Report only the number of lines in this material that include "человеком".

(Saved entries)
[start]
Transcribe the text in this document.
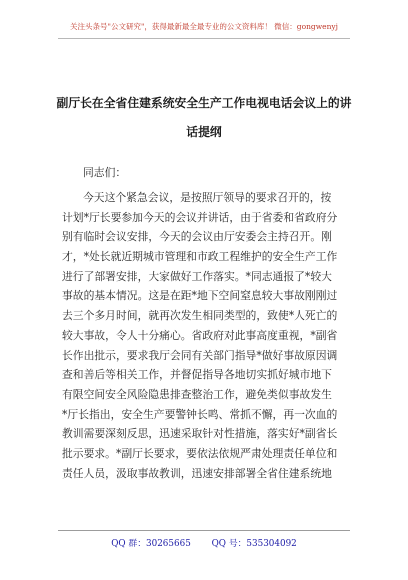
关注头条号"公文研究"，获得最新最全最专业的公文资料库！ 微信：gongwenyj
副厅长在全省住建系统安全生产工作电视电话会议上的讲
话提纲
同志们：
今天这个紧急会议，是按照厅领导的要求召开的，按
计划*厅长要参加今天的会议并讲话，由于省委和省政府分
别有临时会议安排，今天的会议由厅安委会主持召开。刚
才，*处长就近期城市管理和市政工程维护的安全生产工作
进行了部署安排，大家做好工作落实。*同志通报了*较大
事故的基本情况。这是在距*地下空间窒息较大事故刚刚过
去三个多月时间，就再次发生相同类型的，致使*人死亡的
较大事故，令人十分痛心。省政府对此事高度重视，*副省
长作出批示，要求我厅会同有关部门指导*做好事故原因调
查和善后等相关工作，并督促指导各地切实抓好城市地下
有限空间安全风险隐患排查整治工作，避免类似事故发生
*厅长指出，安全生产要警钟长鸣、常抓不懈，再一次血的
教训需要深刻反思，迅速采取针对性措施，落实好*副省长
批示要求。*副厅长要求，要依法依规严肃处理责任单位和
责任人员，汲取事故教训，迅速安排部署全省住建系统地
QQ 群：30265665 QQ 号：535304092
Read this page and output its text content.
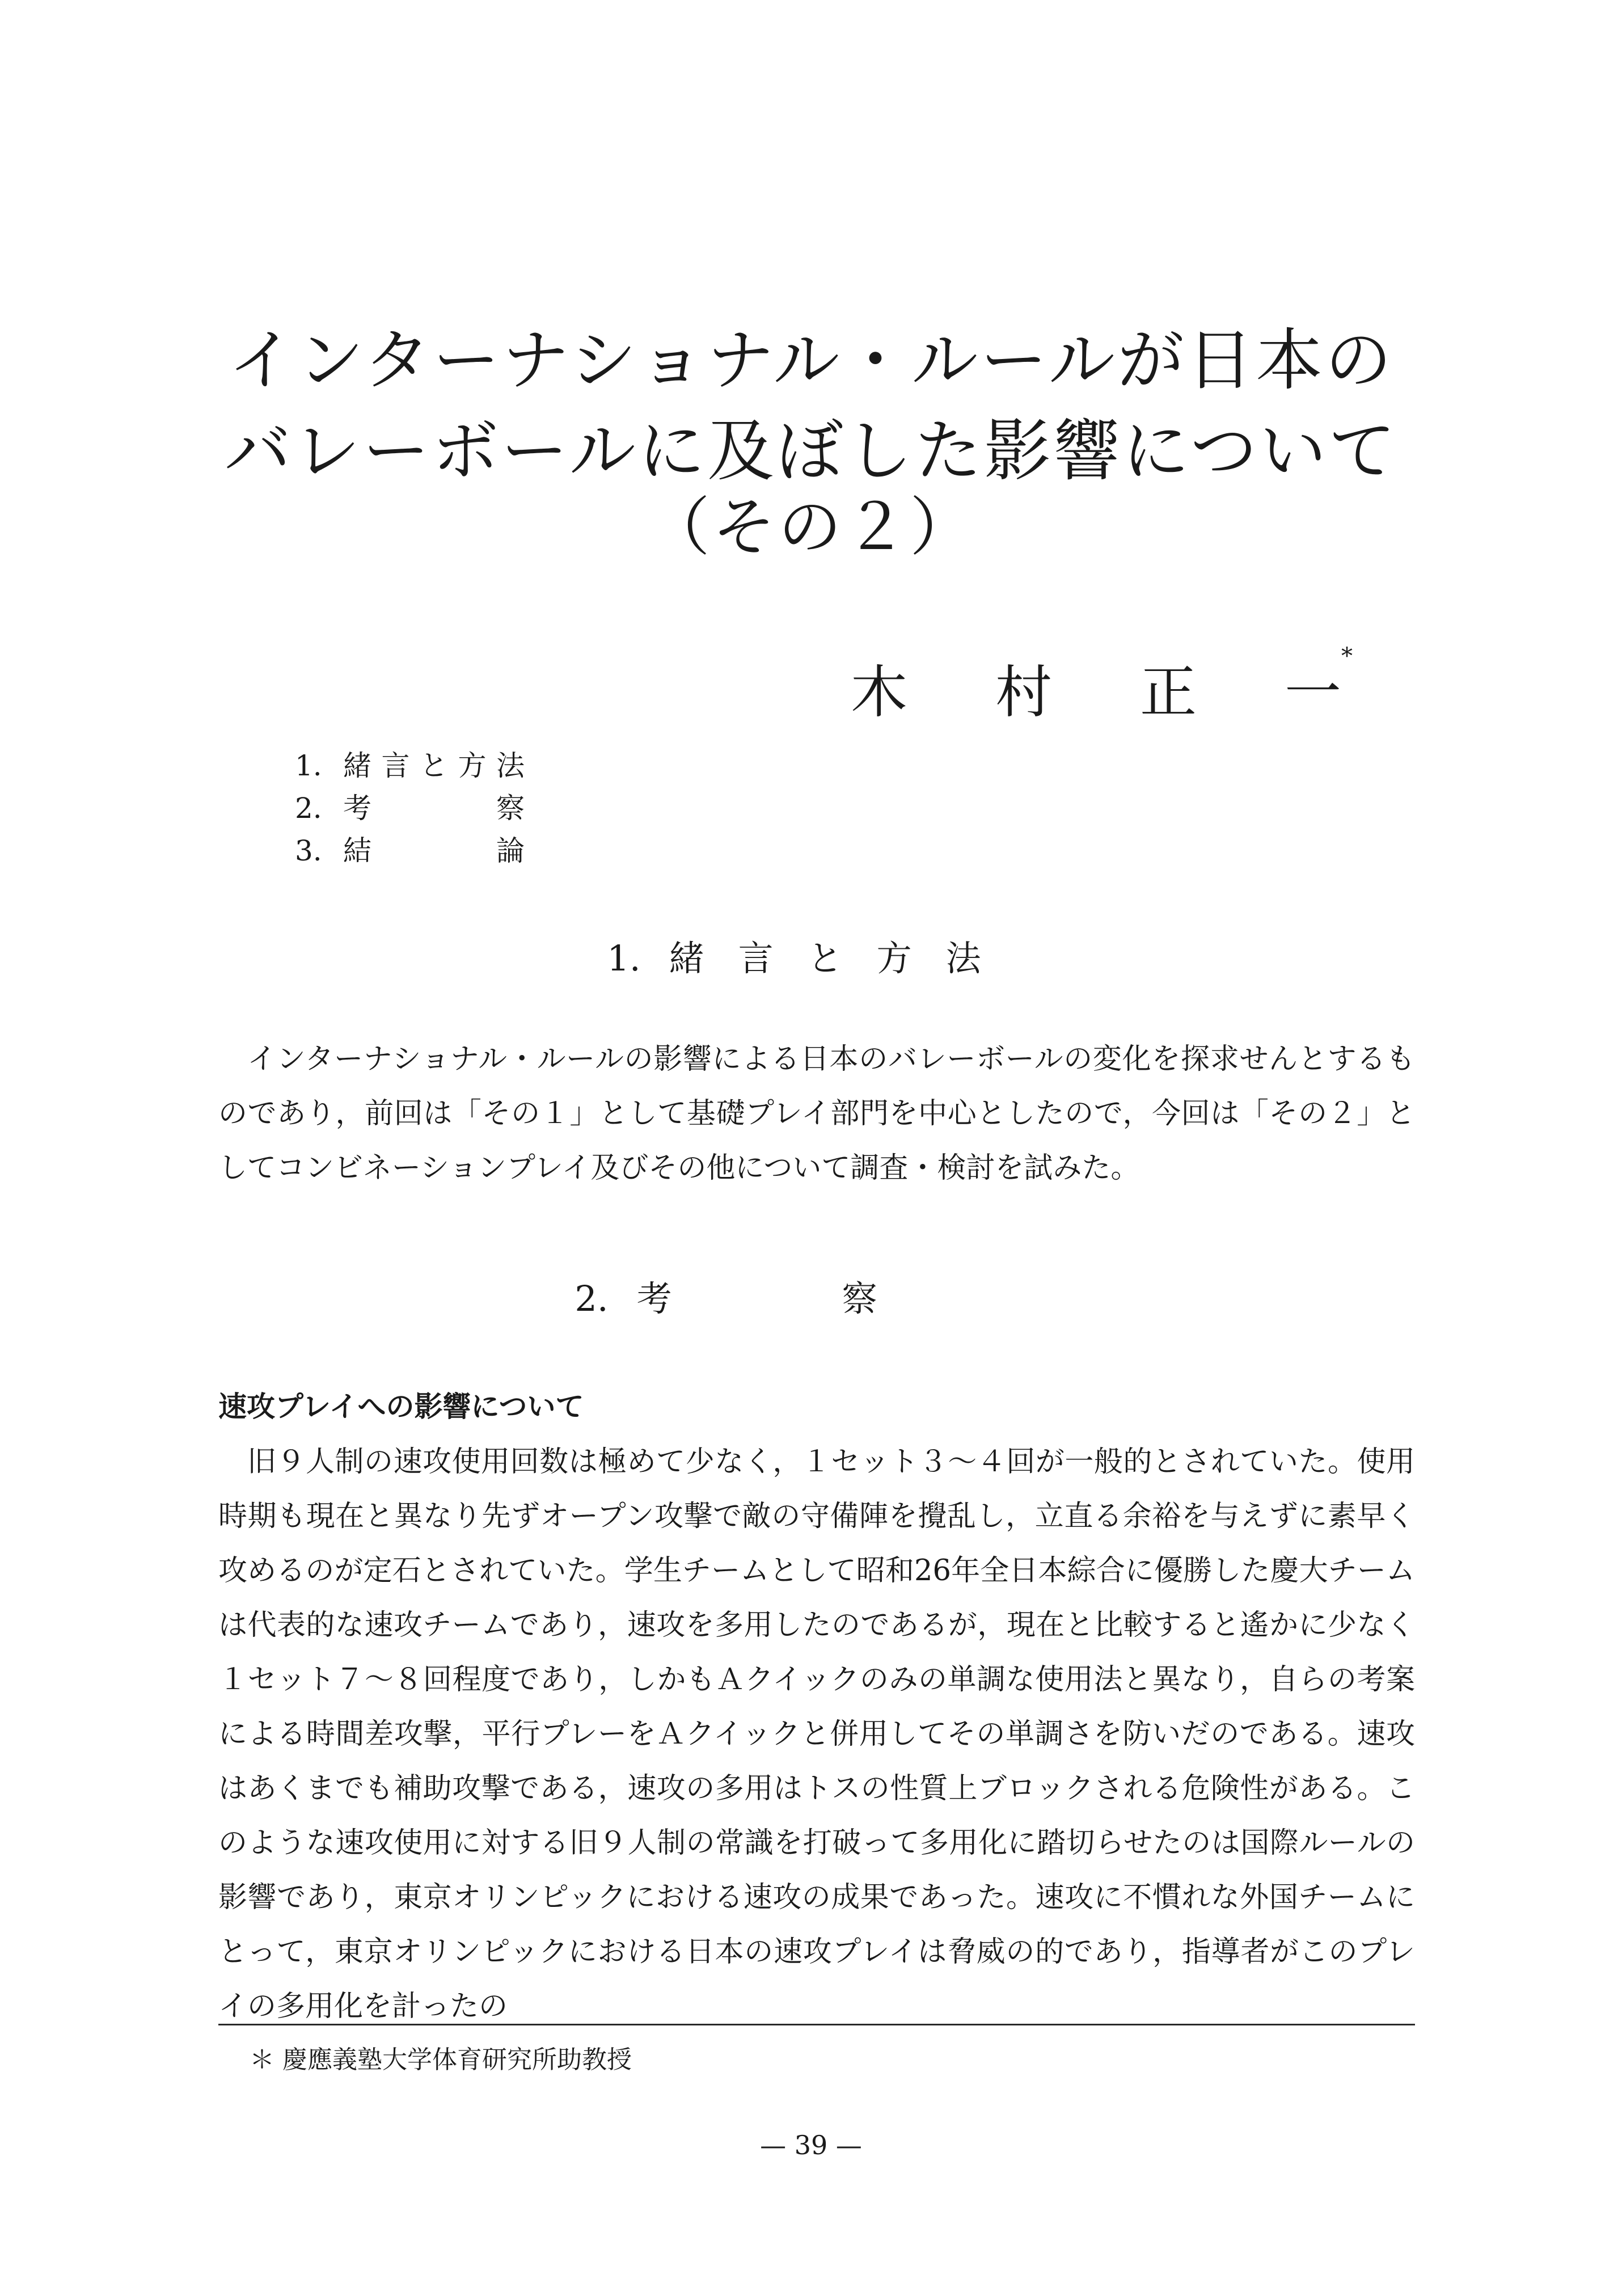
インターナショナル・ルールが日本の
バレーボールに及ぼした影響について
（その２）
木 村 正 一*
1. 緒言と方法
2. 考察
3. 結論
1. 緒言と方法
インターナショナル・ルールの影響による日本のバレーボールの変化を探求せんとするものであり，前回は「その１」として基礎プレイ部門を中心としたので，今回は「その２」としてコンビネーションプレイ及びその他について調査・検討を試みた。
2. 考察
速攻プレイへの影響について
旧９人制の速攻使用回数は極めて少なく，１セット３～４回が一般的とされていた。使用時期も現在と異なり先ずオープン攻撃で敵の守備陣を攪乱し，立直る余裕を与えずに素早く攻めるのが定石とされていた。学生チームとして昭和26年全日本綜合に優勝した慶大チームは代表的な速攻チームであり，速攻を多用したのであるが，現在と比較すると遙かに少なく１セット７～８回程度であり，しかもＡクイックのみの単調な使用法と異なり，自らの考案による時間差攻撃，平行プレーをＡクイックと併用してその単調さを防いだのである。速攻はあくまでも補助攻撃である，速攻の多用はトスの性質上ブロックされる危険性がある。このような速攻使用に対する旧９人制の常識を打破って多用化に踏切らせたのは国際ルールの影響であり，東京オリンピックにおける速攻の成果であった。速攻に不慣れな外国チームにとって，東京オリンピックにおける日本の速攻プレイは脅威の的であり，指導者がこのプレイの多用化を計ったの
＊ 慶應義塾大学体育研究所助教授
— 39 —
[end]
[start]
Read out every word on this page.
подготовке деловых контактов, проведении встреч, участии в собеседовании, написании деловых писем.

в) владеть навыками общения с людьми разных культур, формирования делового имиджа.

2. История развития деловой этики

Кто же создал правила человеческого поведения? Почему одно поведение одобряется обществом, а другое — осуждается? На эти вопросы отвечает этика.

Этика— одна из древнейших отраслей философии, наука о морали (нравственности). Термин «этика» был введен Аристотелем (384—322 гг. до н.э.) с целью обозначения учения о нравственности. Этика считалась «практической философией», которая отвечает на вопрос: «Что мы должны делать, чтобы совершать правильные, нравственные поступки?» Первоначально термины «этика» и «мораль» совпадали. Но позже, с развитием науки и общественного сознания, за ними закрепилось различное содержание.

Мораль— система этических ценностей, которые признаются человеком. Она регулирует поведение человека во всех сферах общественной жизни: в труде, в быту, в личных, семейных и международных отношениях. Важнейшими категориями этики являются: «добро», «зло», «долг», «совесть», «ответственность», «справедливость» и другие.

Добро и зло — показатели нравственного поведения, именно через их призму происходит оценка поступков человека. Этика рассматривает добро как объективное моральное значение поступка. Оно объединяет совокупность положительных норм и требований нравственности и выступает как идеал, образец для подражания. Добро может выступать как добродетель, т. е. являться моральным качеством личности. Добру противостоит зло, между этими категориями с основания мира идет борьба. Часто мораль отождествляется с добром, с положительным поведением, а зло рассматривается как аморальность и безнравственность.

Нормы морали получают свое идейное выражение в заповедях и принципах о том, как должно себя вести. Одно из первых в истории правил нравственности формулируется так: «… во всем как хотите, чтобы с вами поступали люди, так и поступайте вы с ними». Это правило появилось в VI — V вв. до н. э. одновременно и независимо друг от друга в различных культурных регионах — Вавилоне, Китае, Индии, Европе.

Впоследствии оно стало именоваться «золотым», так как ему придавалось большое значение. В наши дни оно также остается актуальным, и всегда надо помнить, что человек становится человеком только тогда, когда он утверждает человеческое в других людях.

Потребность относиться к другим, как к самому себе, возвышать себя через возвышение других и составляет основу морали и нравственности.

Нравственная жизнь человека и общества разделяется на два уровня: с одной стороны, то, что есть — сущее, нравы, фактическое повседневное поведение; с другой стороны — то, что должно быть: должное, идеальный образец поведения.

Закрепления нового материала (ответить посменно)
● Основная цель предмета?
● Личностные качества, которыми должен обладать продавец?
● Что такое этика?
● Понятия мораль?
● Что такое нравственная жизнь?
[end]
▶ Response to the task: 2